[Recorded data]
□ □ □
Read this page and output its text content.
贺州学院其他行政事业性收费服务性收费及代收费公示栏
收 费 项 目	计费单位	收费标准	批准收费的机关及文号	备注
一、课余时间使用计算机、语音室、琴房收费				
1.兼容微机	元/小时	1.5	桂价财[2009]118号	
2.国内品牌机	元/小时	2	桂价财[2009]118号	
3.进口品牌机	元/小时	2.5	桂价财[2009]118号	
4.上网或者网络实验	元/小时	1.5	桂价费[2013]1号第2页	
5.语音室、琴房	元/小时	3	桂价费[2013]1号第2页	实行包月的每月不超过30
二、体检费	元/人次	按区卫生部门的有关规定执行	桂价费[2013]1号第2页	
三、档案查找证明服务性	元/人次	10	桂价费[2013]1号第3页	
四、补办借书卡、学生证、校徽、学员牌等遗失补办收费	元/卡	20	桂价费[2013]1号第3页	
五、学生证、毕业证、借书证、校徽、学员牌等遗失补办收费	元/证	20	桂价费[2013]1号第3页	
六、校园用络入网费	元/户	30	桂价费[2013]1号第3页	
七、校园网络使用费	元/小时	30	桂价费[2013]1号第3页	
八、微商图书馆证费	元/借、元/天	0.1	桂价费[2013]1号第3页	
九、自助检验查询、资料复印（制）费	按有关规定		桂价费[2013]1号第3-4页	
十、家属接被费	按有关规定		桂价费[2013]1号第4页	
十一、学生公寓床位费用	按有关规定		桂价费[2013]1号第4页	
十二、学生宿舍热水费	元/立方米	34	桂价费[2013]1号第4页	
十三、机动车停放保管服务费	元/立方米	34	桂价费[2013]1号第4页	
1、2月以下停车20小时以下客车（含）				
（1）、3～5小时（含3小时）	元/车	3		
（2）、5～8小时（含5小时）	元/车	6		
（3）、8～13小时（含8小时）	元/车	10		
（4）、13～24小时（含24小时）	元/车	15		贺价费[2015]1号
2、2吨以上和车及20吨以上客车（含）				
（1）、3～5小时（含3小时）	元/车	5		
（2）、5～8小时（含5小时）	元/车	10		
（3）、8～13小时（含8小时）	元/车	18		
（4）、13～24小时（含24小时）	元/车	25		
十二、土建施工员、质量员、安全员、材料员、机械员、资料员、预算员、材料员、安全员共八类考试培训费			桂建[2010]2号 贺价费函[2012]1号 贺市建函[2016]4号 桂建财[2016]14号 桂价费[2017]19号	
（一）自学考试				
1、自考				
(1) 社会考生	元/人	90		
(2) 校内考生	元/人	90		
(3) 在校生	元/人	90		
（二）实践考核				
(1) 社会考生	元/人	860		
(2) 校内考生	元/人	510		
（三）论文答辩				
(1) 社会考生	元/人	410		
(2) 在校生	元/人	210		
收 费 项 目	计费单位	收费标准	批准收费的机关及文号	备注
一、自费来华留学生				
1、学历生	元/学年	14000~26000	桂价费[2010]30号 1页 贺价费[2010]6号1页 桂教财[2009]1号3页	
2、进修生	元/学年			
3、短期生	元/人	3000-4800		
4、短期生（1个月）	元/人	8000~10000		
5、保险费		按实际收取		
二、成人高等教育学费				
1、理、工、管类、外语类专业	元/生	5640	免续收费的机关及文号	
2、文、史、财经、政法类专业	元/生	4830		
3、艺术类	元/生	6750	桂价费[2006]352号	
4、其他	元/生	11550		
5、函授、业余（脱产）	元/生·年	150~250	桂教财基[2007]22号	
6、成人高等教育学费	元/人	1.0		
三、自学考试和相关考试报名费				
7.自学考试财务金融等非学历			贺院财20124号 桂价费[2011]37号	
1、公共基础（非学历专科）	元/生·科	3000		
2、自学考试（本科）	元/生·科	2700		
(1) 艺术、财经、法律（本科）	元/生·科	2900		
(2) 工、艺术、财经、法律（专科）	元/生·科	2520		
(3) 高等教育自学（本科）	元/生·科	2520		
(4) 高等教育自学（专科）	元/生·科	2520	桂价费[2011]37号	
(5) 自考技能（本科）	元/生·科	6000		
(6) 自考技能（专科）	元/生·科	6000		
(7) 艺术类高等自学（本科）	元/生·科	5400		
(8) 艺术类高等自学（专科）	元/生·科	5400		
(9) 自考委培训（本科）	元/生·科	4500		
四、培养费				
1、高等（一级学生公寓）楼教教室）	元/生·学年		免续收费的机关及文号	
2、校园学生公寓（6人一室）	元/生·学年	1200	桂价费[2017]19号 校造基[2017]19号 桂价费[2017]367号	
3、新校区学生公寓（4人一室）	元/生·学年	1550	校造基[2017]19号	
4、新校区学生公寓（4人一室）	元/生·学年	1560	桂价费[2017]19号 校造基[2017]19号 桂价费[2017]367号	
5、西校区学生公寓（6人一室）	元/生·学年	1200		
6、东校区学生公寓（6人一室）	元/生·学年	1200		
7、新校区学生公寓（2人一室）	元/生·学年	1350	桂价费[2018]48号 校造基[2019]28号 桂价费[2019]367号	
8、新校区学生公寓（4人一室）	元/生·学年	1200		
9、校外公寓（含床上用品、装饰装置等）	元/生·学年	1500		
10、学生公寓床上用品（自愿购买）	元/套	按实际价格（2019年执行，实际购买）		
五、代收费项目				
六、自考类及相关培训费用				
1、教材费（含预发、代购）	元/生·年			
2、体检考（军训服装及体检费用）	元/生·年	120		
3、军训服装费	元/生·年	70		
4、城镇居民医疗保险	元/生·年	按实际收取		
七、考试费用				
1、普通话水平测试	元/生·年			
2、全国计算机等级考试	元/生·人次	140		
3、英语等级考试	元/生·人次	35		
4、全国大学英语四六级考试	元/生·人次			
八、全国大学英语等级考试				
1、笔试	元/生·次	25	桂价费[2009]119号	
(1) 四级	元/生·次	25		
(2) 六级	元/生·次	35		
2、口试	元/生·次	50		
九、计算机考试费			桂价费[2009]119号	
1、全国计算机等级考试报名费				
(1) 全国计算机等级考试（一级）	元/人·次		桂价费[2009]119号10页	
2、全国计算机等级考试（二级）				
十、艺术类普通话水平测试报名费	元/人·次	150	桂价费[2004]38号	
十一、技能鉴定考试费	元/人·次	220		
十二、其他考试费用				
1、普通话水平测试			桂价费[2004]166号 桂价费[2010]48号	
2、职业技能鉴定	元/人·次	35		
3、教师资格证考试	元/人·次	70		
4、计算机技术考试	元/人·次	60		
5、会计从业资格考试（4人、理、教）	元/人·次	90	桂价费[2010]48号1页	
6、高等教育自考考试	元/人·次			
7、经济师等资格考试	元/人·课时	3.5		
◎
□ □ □
Extract every record. Keep wording exact.

▶ _SOLUTION FOR THIS EXERCISE_
Read this page and output its text content.
贺州学院其他行政事业性收费服务性收费及代收费公示栏
收 费 项 目	计费单位	收费标准	批准收费的机关及文号	备注
一、课余时间使用计算机、语音室、琴房收费				
1.兼容微机	元/小时	1.5	桂价财[2009]118号	
2.国内品牌机	元/小时	2	桂价财[2009]118号	
3.进口品牌机	元/小时	2.5	桂价财[2009]118号	
4.上网或者网络实验	元/小时	1.5	桂价费[2013]1号第2页	
5.语音室、琴房	元/小时	3	桂价费[2013]1号第2页	实行包月的每月不超过30
二、体检费	元/人次	按区卫生部门的有关规定执行	桂价费[2013]1号第2页	
三、档案查找证明服务性	元/人次	10	桂价费[2013]1号第3页	
四、补办借书卡、学生证、校徽、学员牌等遗失补办收费	元/卡	20	桂价费[2013]1号第3页	
五、学生证、毕业证、借书证、校徽、学员牌等遗失补办收费	元/证	20	桂价费[2013]1号第3页	
六、校园用络入网费	元/户	30	桂价费[2013]1号第3页	
七、校园网络使用费	元/小时	30	桂价费[2013]1号第3页	
八、微商图书馆证费	元/借、元/天	0.1	桂价费[2013]1号第3页	
九、自助检验查询、资料复印（制）费	按有关规定		桂价费[2013]1号第3-4页	
十、家属接被费	按有关规定		桂价费[2013]1号第4页	
十一、学生公寓床位费用	按有关规定		桂价费[2013]1号第4页	
十二、学生宿舍热水费	元/立方米	34	桂价费[2013]1号第4页	
十三、机动车停放保管服务费	元/立方米	34	桂价费[2013]1号第4页	
1、2月以下停车20小时以下客车（含）				
（1）、3～5小时（含3小时）	元/车	3		
（2）、5～8小时（含5小时）	元/车	6		
（3）、8～13小时（含8小时）	元/车	10		
（4）、13～24小时（含24小时）	元/车	15		贺价费[2015]1号
2、2吨以上和车及20吨以上客车（含）				
（1）、3～5小时（含3小时）	元/车	5		
（2）、5～8小时（含5小时）	元/车	10		
（3）、8～13小时（含8小时）	元/车	18		
（4）、13～24小时（含24小时）	元/车	25		
十二、土建施工员、质量员、安全员、材料员、机械员、资料员、预算员、材料员、安全员共八类考试培训费			桂建[2010]2号 贺价费函[2012]1号 贺市建函[2016]4号 桂建财[2016]14号 桂价费[2017]19号	
（一）自学考试				
1、自考				
(1) 社会考生	元/人	90		
(2) 校内考生	元/人	90		
(3) 在校生	元/人	90		
（二）实践考核				
(1) 社会考生	元/人	860		
(2) 校内考生	元/人	510		
（三）论文答辩				
(1) 社会考生	元/人	410		
(2) 在校生	元/人	210		
收 费 项 目	计费单位	收费标准	批准收费的机关及文号	备注
一、自费来华留学生				
1、学历生	元/学年	14000~26000	桂价费[2010]30号 1页 贺价费[2010]6号1页 桂教财[2009]1号3页	
2、进修生	元/学年			
3、短期生	元/人	3000-4800		
4、短期生（1个月）	元/人	8000~10000		
5、保险费		按实际收取		
二、成人高等教育学费				
1、理、工、管类、外语类专业	元/生	5640	免续收费的机关及文号	
2、文、史、财经、政法类专业	元/生	4830		
3、艺术类	元/生	6750	桂价费[2006]352号	
4、其他	元/生	11550		
5、函授、业余（脱产）	元/生·年	150~250	桂教财基[2007]22号	
6、成人高等教育学费	元/人	1.0		
三、自学考试和相关考试报名费				
7.自学考试财务金融等非学历			贺院财20124号 桂价费[2011]37号	
1、公共基础（非学历专科）	元/生·科	3000		
2、自学考试（本科）	元/生·科	2700		
(1) 艺术、财经、法律（本科）	元/生·科	2900		
(2) 工、艺术、财经、法律（专科）	元/生·科	2520		
(3) 高等教育自学（本科）	元/生·科	2520		
(4) 高等教育自学（专科）	元/生·科	2520	桂价费[2011]37号	
(5) 自考技能（本科）	元/生·科	6000		
(6) 自考技能（专科）	元/生·科	6000		
(7) 艺术类高等自学（本科）	元/生·科	5400		
(8) 艺术类高等自学（专科）	元/生·科	5400		
(9) 自考委培训（本科）	元/生·科	4500		
四、培养费				
1、高等（一级学生公寓）楼教教室）	元/生·学年		免续收费的机关及文号	
2、校园学生公寓（6人一室）	元/生·学年	1200	桂价费[2017]19号 校造基[2017]19号 桂价费[2017]367号	
3、新校区学生公寓（4人一室）	元/生·学年	1550	校造基[2017]19号	
4、新校区学生公寓（4人一室）	元/生·学年	1560	桂价费[2017]19号 校造基[2017]19号 桂价费[2017]367号	
5、西校区学生公寓（6人一室）	元/生·学年	1200		
6、东校区学生公寓（6人一室）	元/生·学年	1200		
7、新校区学生公寓（2人一室）	元/生·学年	1350	桂价费[2018]48号 校造基[2019]28号 桂价费[2019]367号	
8、新校区学生公寓（4人一室）	元/生·学年	1200		
9、校外公寓（含床上用品、装饰装置等）	元/生·学年	1500		
10、学生公寓床上用品（自愿购买）	元/套	按实际价格（2019年执行，实际购买）		
五、代收费项目				
六、自考类及相关培训费用				
1、教材费（含预发、代购）	元/生·年			
2、体检考（军训服装及体检费用）	元/生·年	120		
3、军训服装费	元/生·年	70		
4、城镇居民医疗保险	元/生·年	按实际收取		
七、考试费用				
1、普通话水平测试	元/生·年			
2、全国计算机等级考试	元/生·人次	140		
3、英语等级考试	元/生·人次	35		
4、全国大学英语四六级考试	元/生·人次			
八、全国大学英语等级考试				
1、笔试	元/生·次	25	桂价费[2009]119号	
(1) 四级	元/生·次	25		
(2) 六级	元/生·次	35		
2、口试	元/生·次	50		
九、计算机考试费			桂价费[2009]119号	
1、全国计算机等级考试报名费				
(1) 全国计算机等级考试（一级）	元/人·次		桂价费[2009]119号10页	
2、全国计算机等级考试（二级）				
十、艺术类普通话水平测试报名费	元/人·次	150	桂价费[2004]38号	
十一、技能鉴定考试费	元/人·次	220		
十二、其他考试费用				
1、普通话水平测试			桂价费[2004]166号 桂价费[2010]48号	
2、职业技能鉴定	元/人·次	35		
3、教师资格证考试	元/人·次	70		
4、计算机技术考试	元/人·次	60		
5、会计从业资格考试（4人、理、教）	元/人·次	90	桂价费[2010]48号1页	
6、高等教育自考考试	元/人·次			
7、经济师等资格考试	元/人·课时	3.5		
◎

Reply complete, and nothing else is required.